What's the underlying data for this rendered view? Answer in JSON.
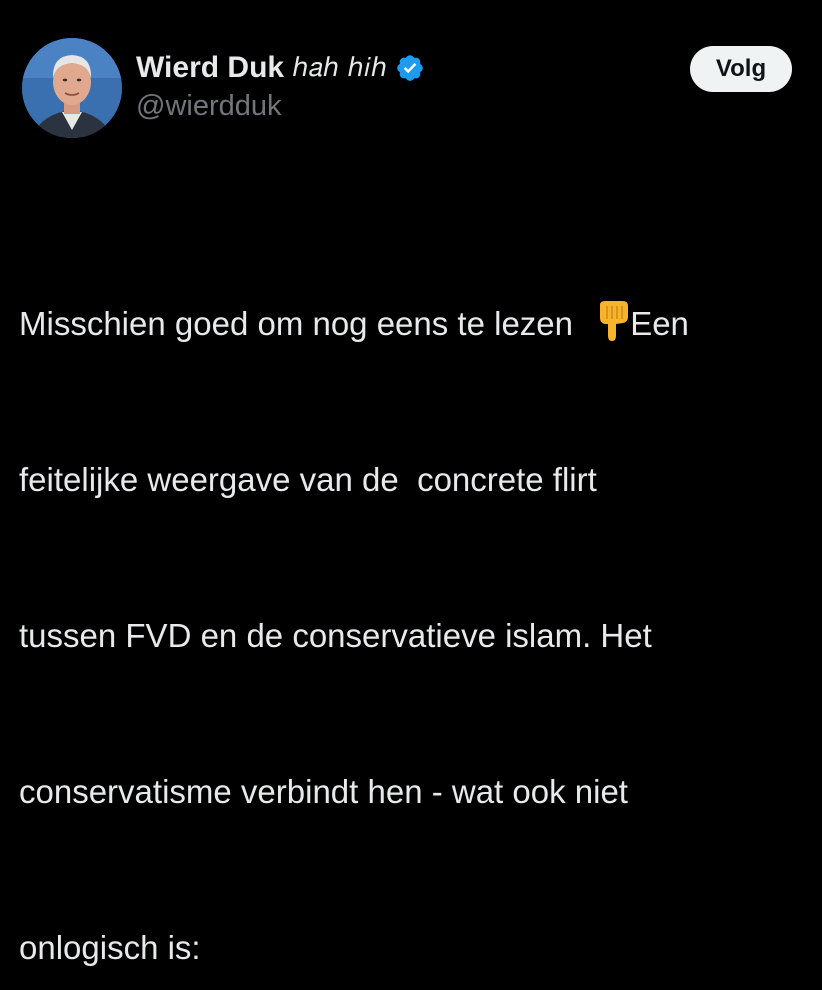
{
  "author": {
    "display_name": "Wierd Duk",
    "name_suffix": "ℎ𝑎ℎ ℎ𝑖ℎ",
    "handle": "@wierdduk",
    "verified_badge": "verified-badge-icon",
    "avatar": "avatar-photo"
  },
  "actions": {
    "follow_label": "Volg"
  },
  "tweet": {
    "line1_a": "Misschien goed om nog eens te lezen ",
    "line1_emoji": "backhand-index-pointing-down-emoji",
    "line1_b": "Een",
    "line2": "feitelijke weergave van de  concrete flirt",
    "line3": "tussen FVD en de conservatieve islam. Het",
    "line4": "conservatisme verbindt hen - wat ook niet",
    "line5": "onlogisch is:"
  },
  "colors": {
    "background": "#000000",
    "text_primary": "#e7e9ea",
    "text_secondary": "#71767b",
    "verified": "#1d9bf0",
    "follow_bg": "#eff3f4",
    "follow_text": "#0f1419"
  }
}
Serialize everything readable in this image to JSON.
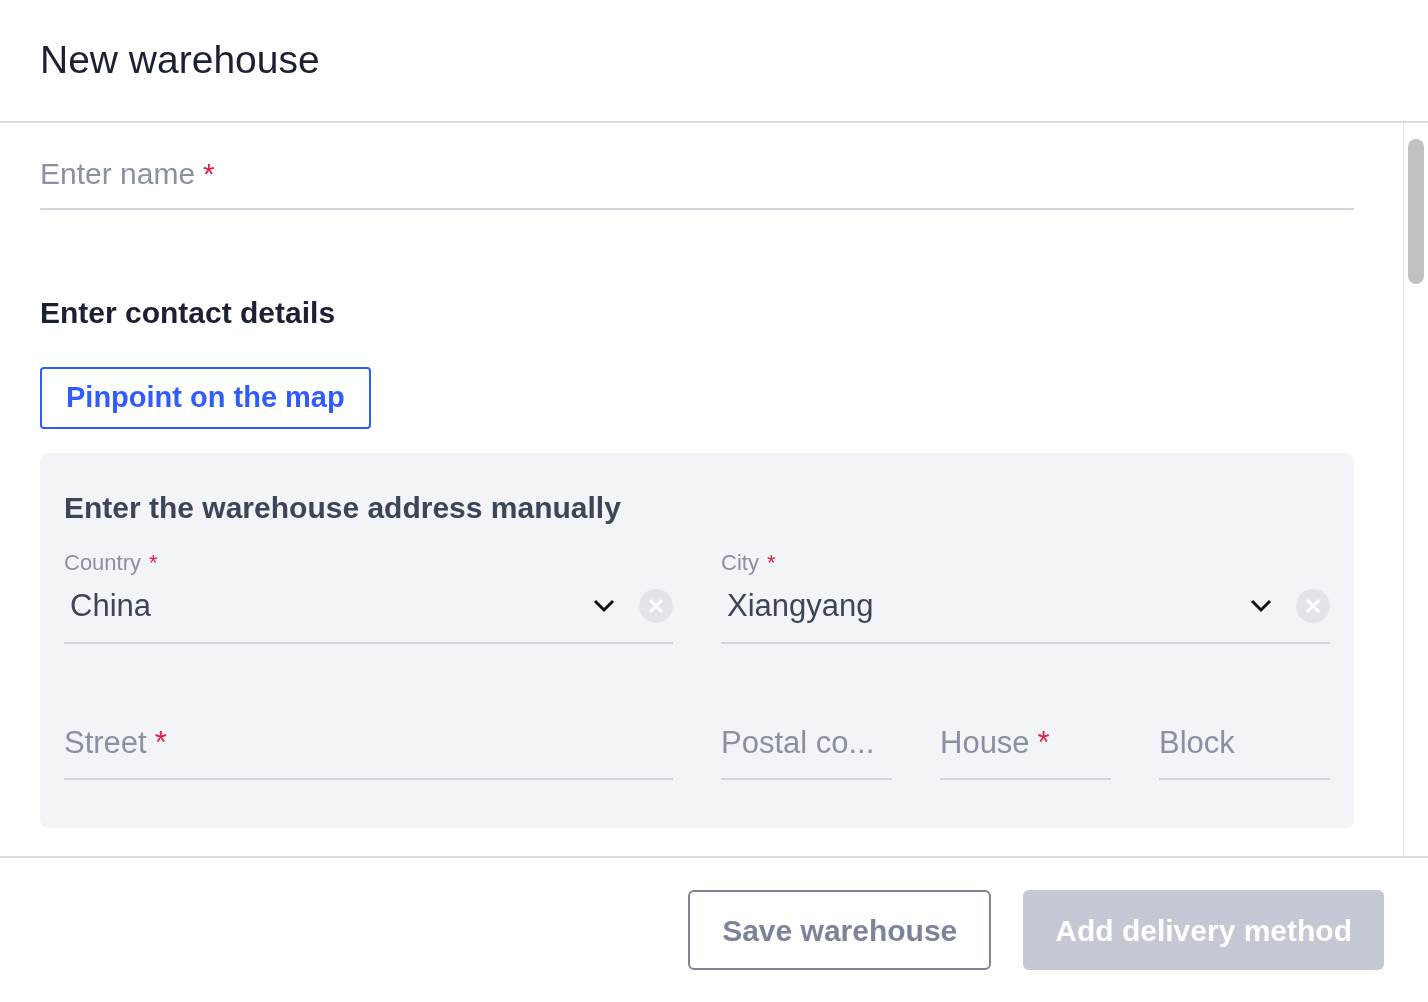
{
  "title": "New warehouse",
  "required_mark": "*",
  "name_field": {
    "placeholder": "Enter name",
    "required": true
  },
  "section_title": "Enter contact details",
  "map_button": "Pinpoint on the map",
  "address_panel": {
    "title": "Enter the warehouse address manually",
    "selects": [
      {
        "label": "Country",
        "required": true,
        "value": "China"
      },
      {
        "label": "City",
        "required": true,
        "value": "Xiangyang"
      }
    ],
    "fields": [
      {
        "placeholder": "Street",
        "required": true
      },
      {
        "placeholder": "Postal co...",
        "required": false
      },
      {
        "placeholder": "House",
        "required": true
      },
      {
        "placeholder": "Block",
        "required": false
      }
    ]
  },
  "buttons": [
    {
      "label": "Save warehouse",
      "disabled": false
    },
    {
      "label": "Add delivery method",
      "disabled": true
    }
  ]
}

* _What you need to do_:
Restate the whole of the material word for word without the pictures.

* _Solution below_:
What's the underlying data for this rendered view? Answer in JSON.
{
  "author": {
    "display_name": "Wierd Duk",
    "name_suffix": "ℎ𝑎ℎ ℎ𝑖ℎ",
    "handle": "@wierdduk",
    "verified_badge": "verified-badge-icon",
    "avatar": "avatar-photo"
  },
  "actions": {
    "follow_label": "Volg"
  },
  "tweet": {
    "line1_a": "Misschien goed om nog eens te lezen ",
    "line1_emoji": "backhand-index-pointing-down-emoji",
    "line1_b": "Een",
    "line2": "feitelijke weergave van de  concrete flirt",
    "line3": "tussen FVD en de conservatieve islam. Het",
    "line4": "conservatisme verbindt hen - wat ook niet",
    "line5": "onlogisch is:"
  },
  "colors": {
    "background": "#000000",
    "text_primary": "#e7e9ea",
    "text_secondary": "#71767b",
    "verified": "#1d9bf0",
    "follow_bg": "#eff3f4",
    "follow_text": "#0f1419"
  }
}
Serialize everything readable in this image to JSON.
{
  "title": "New warehouse",
  "required_mark": "*",
  "name_field": {
    "placeholder": "Enter name",
    "required": true
  },
  "section_title": "Enter contact details",
  "map_button": "Pinpoint on the map",
  "address_panel": {
    "title": "Enter the warehouse address manually",
    "selects": [
      {
        "label": "Country",
        "required": true,
        "value": "China"
      },
      {
        "label": "City",
        "required": true,
        "value": "Xiangyang"
      }
    ],
    "fields": [
      {
        "placeholder": "Street",
        "required": true
      },
      {
        "placeholder": "Postal co...",
        "required": false
      },
      {
        "placeholder": "House",
        "required": true
      },
      {
        "placeholder": "Block",
        "required": false
      }
    ]
  },
  "buttons": [
    {
      "label": "Save warehouse",
      "disabled": false
    },
    {
      "label": "Add delivery method",
      "disabled": true
    }
  ]
}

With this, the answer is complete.